**Request**
Single out each line with the word "page" and copy it.

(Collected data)
______________________________
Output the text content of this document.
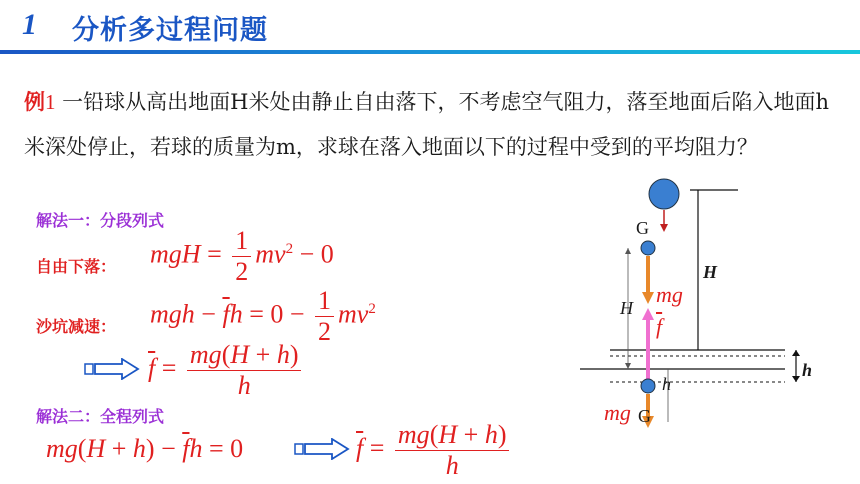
1 分析多过程问题
例1 一铅球从高出地面H米处由静止自由落下，不考虑空气阻力，落至地面后陷入地面h米深处停止，若球的质量为m，求球在落入地面以下的过程中受到的平均阻力？
解法一：分段列式
自由下落： mgH = $\frac{1}{2} mv^2 - 0$
沙坑减速： mgh − $\overline{f}h = 0 - \frac{1}{2} mv^2$
$\overline{f} = \frac{mg(H + h)}{h}$
解法二：全程列式
$mg(H + h) - \overline{f}h = 0$	$\overline{f} = \frac{mg(H + h)}{h}$
G
H
H
h
h
mg
$\overline{f}$
mg G
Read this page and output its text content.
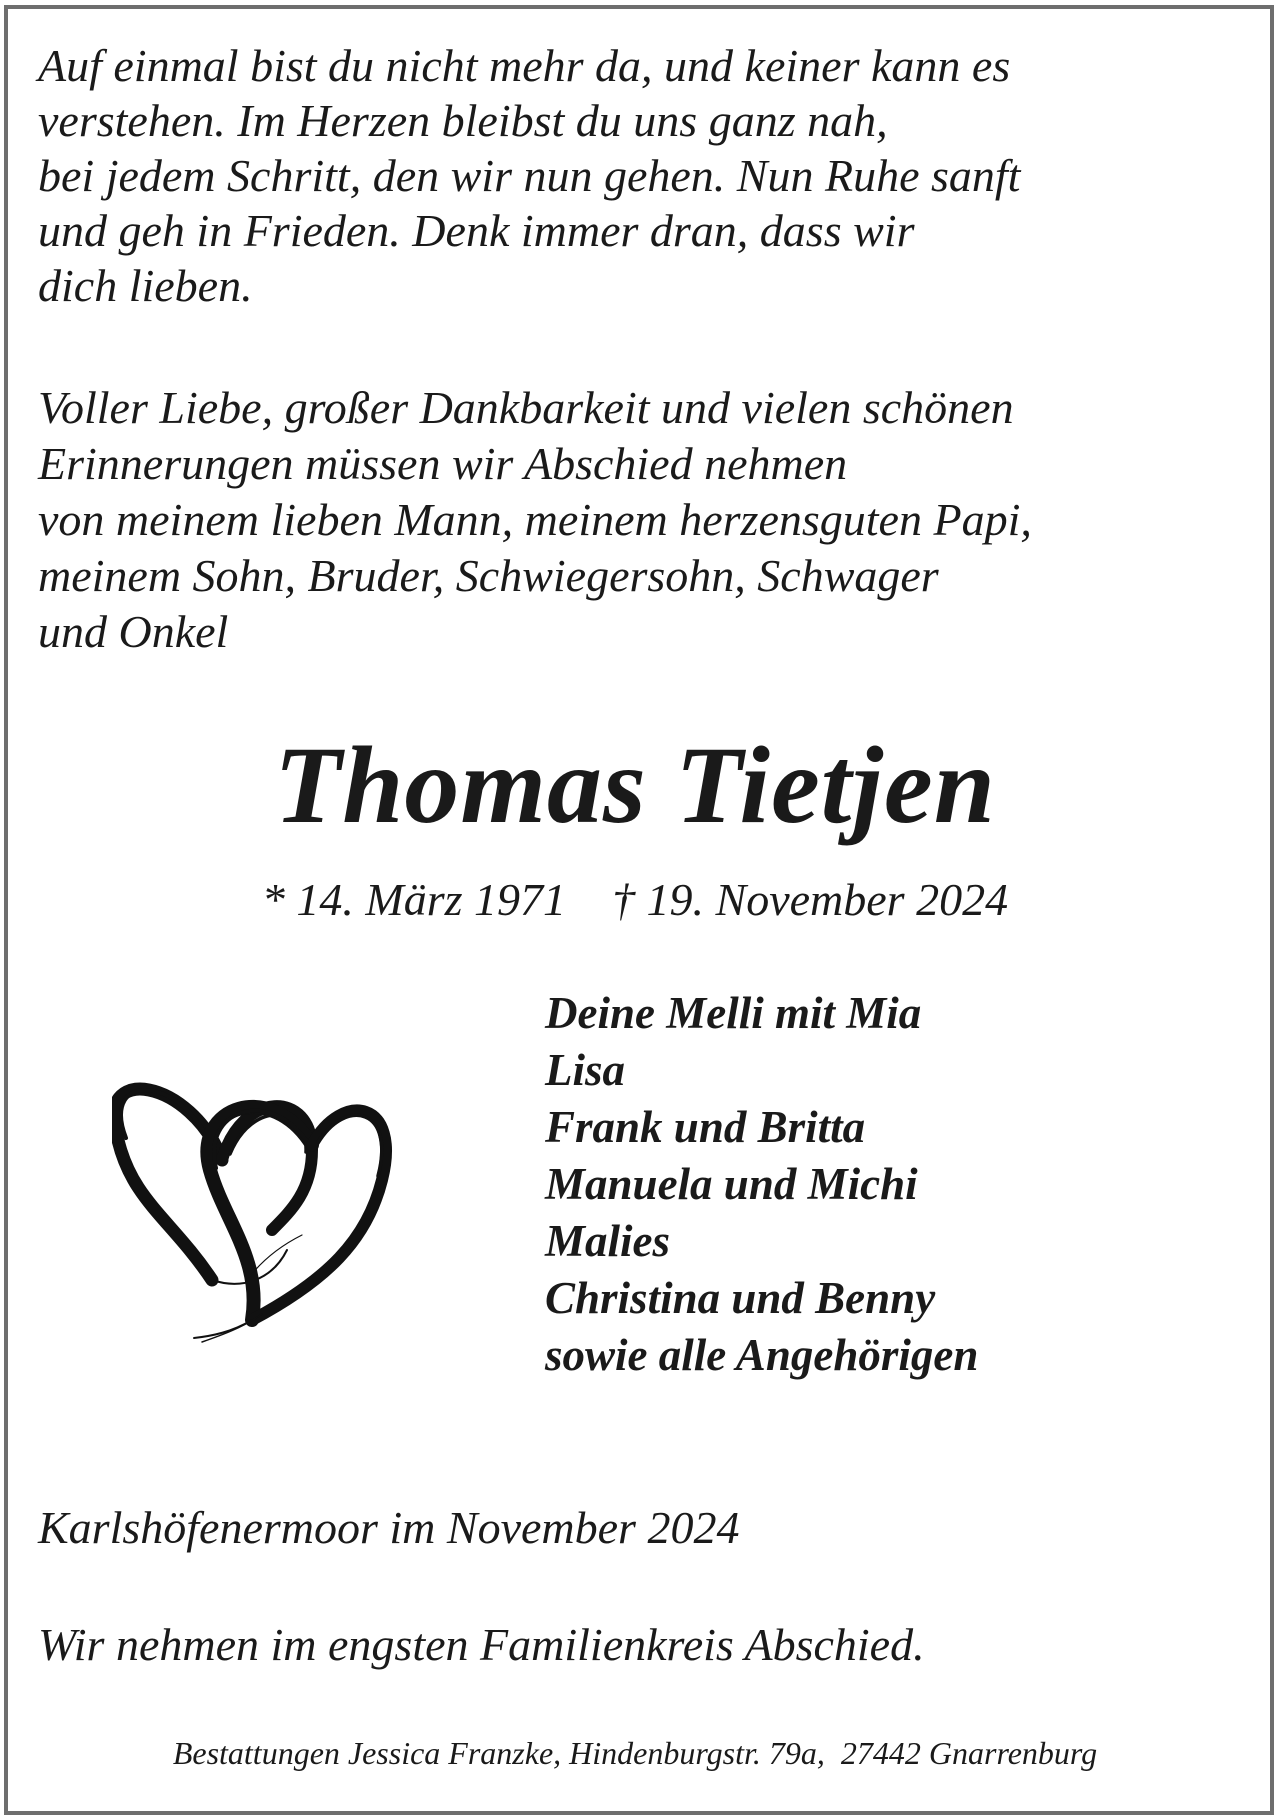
Auf einmal bist du nicht mehr da, und keiner kann es
verstehen. Im Herzen bleibst du uns ganz nah,
bei jedem Schritt, den wir nun gehen. Nun Ruhe sanft
und geh in Frieden. Denk immer dran, dass wir
dich lieben.

Voller Liebe, großer Dankbarkeit und vielen schönen
Erinnerungen müssen wir Abschied nehmen
von meinem lieben Mann, meinem herzensguten Papi,
meinem Sohn, Bruder, Schwiegersohn, Schwager
und Onkel

Thomas Tietjen
* 14. März 1971 † 19. November 2024
Deine Melli mit Mia
Lisa
Frank und Britta
Manuela und Michi
Malies
Christina und Benny
sowie alle Angehörigen
Karlshöfenermoor im November 2024
Wir nehmen im engsten Familienkreis Abschied.
Bestattungen Jessica Franzke, Hindenburgstr. 79a, 27442 Gnarrenburg
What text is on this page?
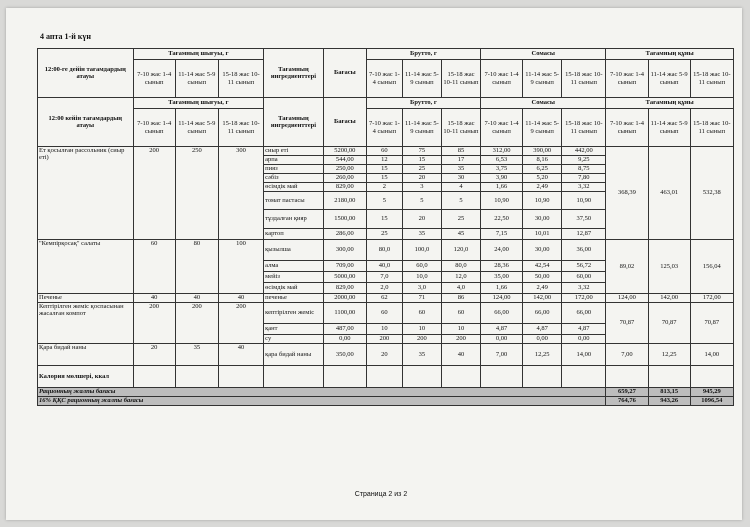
4 апта 1-й күн
12:00-ге дейін тағамдардың атауы	Тағамның шығуы, г			Тағамның ингредиенттері	Бағасы	Брутто, г			Сомасы			Тағамның құны		
	7-10 жас 1-4 сынып	11-14 жас 5-9 сынып	15-18 жас 10-11 сынып			7-10 жас 1-4 сынып	11-14 жас 5-9 сынып	15-18 жас 10-11 сынып	7-10 жас 1-4 сынып	11-14 жас 5-9 сынып	15-18 жас 10-11 сынып	7-10 жас 1-4 сынып	11-14 жас 5-9 сынып	15-18 жас 10-11 сынып
12:00 кейін тағамдардың атауы	Тағамның шығуы, г			Тағамның ингредиенттері	Бағасы	Брутто, г			Сомасы			Тағамның құны		
	7-10 жас 1-4 сынып	11-14 жас 5-9 сынып	15-18 жас 10-11 сынып			7-10 жас 1-4 сынып	11-14 жас 5-9 сынып	15-18 жас 10-11 сынып	7-10 жас 1-4 сынып	11-14 жас 5-9 сынып	15-18 жас 10-11 сынып	7-10 жас 1-4 сынып	11-14 жас 5-9 сынып	15-18 жас 10-11 сынып
Ет қосылған рассольник (сиыр еті)	200	250	300	сиыр еті	5200,00	60	75	85	312,00	390,00	442,00	368,39	463,01	532,38
				арпа	544,00	12	15	17	6,53	8,16	9,25			
				пияз	250,00	15	25	35	3,75	6,25	8,75			
				сәбіз	260,00	15	20	30	3,90	5,20	7,80			
				өсімдік май	829,00	2	3	4	1,66	2,49	3,32			
				томат пастасы	2180,00	5	5	5	10,90	10,90	10,90			
				тұздалған қияр	1500,00	15	20	25	22,50	30,00	37,50			
				картоп	286,00	25	35	45	7,15	10,01	12,87			
"Кемпірқосақ" салаты	60	80	100	қызылша	300,00	80,0	100,0	120,0	24,00	30,00	36,00	89,02	125,03	156,04
				алма	709,00	40,0	60,0	80,0	28,36	42,54	56,72			
				мейіз	5000,00	7,0	10,0	12,0	35,00	50,00	60,00			
				өсімдік май	829,00	2,0	3,0	4,0	1,66	2,49	3,32			
Печенье	40	40	40	печенье	2000,00	62	71	86	124,00	142,00	172,00	124,00	142,00	172,00
Кептірілген жеміс қоспасынан жасалған компот	200	200	200	кептірілген жеміс	1100,00	60	60	60	66,00	66,00	66,00	70,87	70,87	70,87
				қант	487,00	10	10	10	4,87	4,87	4,87			
				су	0,00	200	200	200	0,00	0,00	0,00			
Қара бидай наны	20	35	40	қара бидай наны	350,00	20	35	40	7,00	12,25	14,00	7,00	12,25	14,00
Калория мөлшері, ккал														
Рационның жалпы бағасы												659,27	813,15	945,29
16% ҚҚС рационның жалпы бағасы												764,76	943,26	1096,54
Страница 2 из 2
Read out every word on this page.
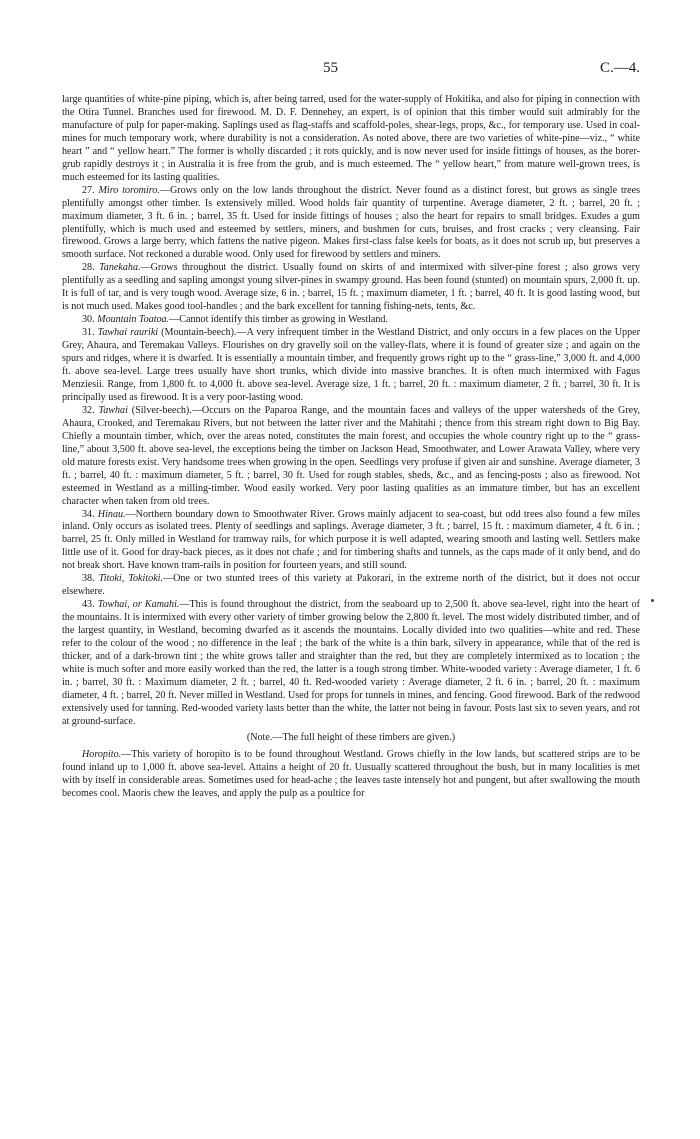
55	C.—4.

large quantities of white-pine piping, which is, after being tarred, used for the water-supply of Hokitika, and also for piping in connection with the Otira Tunnel. Branches used for firewood. M. D. F. Dennehey, an expert, is of opinion that this timber would suit admirably for the manufacture of pulp for paper-making. Saplings used as flag-staffs and scaffold-poles, shear-legs, props, &c., for temporary use. Used in coal-mines for much temporary work, where durability is not a consideration. As noted above, there are two varieties of white-pine—viz., “ white heart ” and “ yellow heart.” The former is wholly discarded ; it rots quickly, and is now never used for inside fittings of houses, as the borer-grub rapidly destroys it ; in Australia it is free from the grub, and is much esteemed. The “ yellow heart,” from mature well-grown trees, is much esteemed for its lasting qualities.

27. Miro toromiro.—Grows only on the low lands throughout the district. Never found as a distinct forest, but grows as single trees plentifully amongst other timber. Is extensively milled. Wood holds fair quantity of turpentine. Average diameter, 2 ft. ; barrel, 20 ft. ; maximum diameter, 3 ft. 6 in. ; barrel, 35 ft. Used for inside fittings of houses ; also the heart for repairs to small bridges. Exudes a gum plentifully, which is much used and esteemed by settlers, miners, and bushmen for cuts, bruises, and frost cracks ; very cleansing. Fair firewood. Grows a large berry, which fattens the native pigeon. Makes first-class false keels for boats, as it does not scrub up, but preserves a smooth surface. Not reckoned a durable wood. Only used for firewood by settlers and miners.

28. Tanekaha.—Grows throughout the district. Usually found on skirts of and intermixed with silver-pine forest ; also grows very plentifully as a seedling and sapling amongst young silver-pines in swampy ground. Has been found (stunted) on mountain spurs, 2,000 ft. up. It is full of tar, and is very tough wood. Average size, 6 in. ; barrel, 15 ft. ; maximum diameter, 1 ft. ; barrel, 40 ft. It is good lasting wood, but is not much used. Makes good tool-handles ; and the bark excellent for tanning fishing-nets, tents, &c.

30. Mountain Toatoa.—Cannot identify this timber as growing in Westland.

31. Tawhai rauriki (Mountain-beech).—A very infrequent timber in the Westland District, and only occurs in a few places on the Upper Grey, Ahaura, and Teremakau Valleys. Flourishes on dry gravelly soil on the valley-flats, where it is found of greater size ; and again on the spurs and ridges, where it is dwarfed. It is essentially a mountain timber, and frequently grows right up to the “ grass-line,” 3,000 ft. and 4,000 ft. above sea-level. Large trees usually have short trunks, which divide into massive branches. It is often much intermixed with Fagus Menziesii. Range, from 1,800 ft. to 4,000 ft. above sea-level. Average size, 1 ft. ; barrel, 20 ft. : maximum diameter, 2 ft. ; barrel, 30 ft. It is principally used as firewood. It is a very poor-lasting wood.

32. Tawhai (Silver-beech).—Occurs on the Paparoa Range, and the mountain faces and valleys of the upper watersheds of the Grey, Ahaura, Crooked, and Teremakau Rivers, but not between the latter river and the Mahitahi ; thence from this stream right down to Big Bay. Chiefly a mountain timber, which, over the areas noted, constitutes the main forest, and occupies the whole country right up to the “ grass-line,” about 3,500 ft. above sea-level, the exceptions being the timber on Jackson Head, Smoothwater, and Lower Arawata Valley, where very old mature forests exist. Very handsome trees when growing in the open. Seedlings very profuse if given air and sunshine. Average diameter, 3 ft. ; barrel, 40 ft. : maximum diameter, 5 ft. ; barrel, 30 ft. Used for rough stables, sheds, &c., and as fencing-posts ; also as firewood. Not esteemed in Westland as a milling-timber. Wood easily worked. Very poor lasting qualities as an immature timber, but has an excellent character when taken from old trees.

34. Hinau.—Northern boundary down to Smoothwater River. Grows mainly adjacent to sea-coast, but odd trees also found a few miles inland. Only occurs as isolated trees. Plenty of seedlings and saplings. Average diameter, 3 ft. ; barrel, 15 ft. : maximum diameter, 4 ft. 6 in. ; barrel, 25 ft. Only milled in Westland for tramway rails, for which purpose it is well adapted, wearing smooth and lasting well. Settlers make little use of it. Good for dray-back pieces, as it does not chafe ; and for timbering shafts and tunnels, as the caps made of it only bend, and do not break short. Have known tram-rails in position for fourteen years, and still sound.

38. Titoki, Tokitoki.—One or two stunted trees of this variety at Pakorari, in the extreme north of the district, but it does not occur elsewhere.

43. Towhai, or Kamahi.—This is found throughout the district, from the seaboard up to 2,500 ft. above sea-level, right into the heart of the mountains. It is intermixed with every other variety of timber growing below the 2,800 ft. level. The most widely distributed timber, and of the largest quantity, in Westland, becoming dwarfed as it ascends the mountains. Locally divided into two qualities—white and red. These refer to the colour of the wood ; no difference in the leaf ; the bark of the white is a thin bark, silvery in appearance, while that of the red is thicker, and of a dark-brown tint ; the white grows taller and straighter than the red, but they are completely intermixed as to location ; the white is much softer and more easily worked than the red, the latter is a tough strong timber. White-wooded variety : Average diameter, 1 ft. 6 in. ; barrel, 30 ft. : Maximum diameter, 2 ft. ; barrel, 40 ft. Red-wooded variety : Average diameter, 2 ft. 6 in. ; barrel, 20 ft. : maximum diameter, 4 ft. ; barrel, 20 ft. Never milled in Westland. Used for props for tunnels in mines, and fencing. Good firewood. Bark of the redwood extensively used for tanning. Red-wooded variety lasts better than the white, the latter not being in favour. Posts last six to seven years, and rot at ground-surface.

(Note.—The full height of these timbers are given.)

Horopito.—This variety of horopito is to be found throughout Westland. Grows chiefly in the low lands, but scattered strips are to be found inland up to 1,000 ft. above sea-level. Attains a height of 20 ft. Uusually scattered throughout the bush, but in many localities is met with by itself in considerable areas. Sometimes used for head-ache ; the leaves taste intensely hot and pungent, but after swallowing the mouth becomes cool. Maoris chew the leaves, and apply the pulp as a poultice for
______________________________
**Answer to the task**
Read this page and output its text content.
What text is on this page?
Read out every word on this page.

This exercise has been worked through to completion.